■ INPUT ■

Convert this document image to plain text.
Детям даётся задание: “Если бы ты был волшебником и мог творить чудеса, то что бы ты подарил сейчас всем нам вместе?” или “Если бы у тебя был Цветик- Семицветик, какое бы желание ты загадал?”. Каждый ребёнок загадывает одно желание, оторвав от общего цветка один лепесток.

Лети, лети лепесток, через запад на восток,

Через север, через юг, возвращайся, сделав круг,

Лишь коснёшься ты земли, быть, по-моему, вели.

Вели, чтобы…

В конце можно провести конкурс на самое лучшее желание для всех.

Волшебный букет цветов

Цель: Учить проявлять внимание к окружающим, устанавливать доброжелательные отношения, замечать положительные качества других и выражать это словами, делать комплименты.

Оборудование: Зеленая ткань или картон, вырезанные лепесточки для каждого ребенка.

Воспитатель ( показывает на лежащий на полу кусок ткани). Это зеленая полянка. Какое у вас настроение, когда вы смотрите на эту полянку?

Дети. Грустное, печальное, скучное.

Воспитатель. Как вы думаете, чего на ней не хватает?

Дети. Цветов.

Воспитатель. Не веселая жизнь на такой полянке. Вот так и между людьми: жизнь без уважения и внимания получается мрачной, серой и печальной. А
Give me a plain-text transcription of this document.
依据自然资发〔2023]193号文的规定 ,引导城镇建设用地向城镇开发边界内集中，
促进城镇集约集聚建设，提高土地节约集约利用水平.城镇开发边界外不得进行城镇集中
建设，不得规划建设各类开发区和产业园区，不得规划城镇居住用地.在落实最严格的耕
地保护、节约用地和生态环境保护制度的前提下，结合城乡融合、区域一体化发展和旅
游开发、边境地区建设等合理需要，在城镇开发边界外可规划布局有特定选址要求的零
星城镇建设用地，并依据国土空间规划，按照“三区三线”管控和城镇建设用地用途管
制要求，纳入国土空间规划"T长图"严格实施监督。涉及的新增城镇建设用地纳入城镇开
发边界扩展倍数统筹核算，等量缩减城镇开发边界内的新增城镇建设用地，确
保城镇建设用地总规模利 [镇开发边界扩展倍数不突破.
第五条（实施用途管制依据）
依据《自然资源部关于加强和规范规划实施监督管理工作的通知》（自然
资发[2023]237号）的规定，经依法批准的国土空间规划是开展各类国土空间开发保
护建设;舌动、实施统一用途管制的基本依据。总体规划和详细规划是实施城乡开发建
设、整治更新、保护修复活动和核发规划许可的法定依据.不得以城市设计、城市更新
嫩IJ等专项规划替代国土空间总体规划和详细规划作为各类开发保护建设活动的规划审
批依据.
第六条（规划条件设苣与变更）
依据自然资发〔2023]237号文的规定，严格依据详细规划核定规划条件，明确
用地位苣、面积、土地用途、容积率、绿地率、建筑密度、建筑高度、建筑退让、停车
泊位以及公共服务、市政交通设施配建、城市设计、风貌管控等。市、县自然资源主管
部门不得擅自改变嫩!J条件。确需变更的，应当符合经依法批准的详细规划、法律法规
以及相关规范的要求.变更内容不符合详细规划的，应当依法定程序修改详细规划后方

■ WHAT THE EXERCISE ASKS ■
Return all lines of the material above in which the word "this" occurs.

■ FULL RESPONSE ■
Convert this document image to plain text.
Give me a plain-text transcription of this document.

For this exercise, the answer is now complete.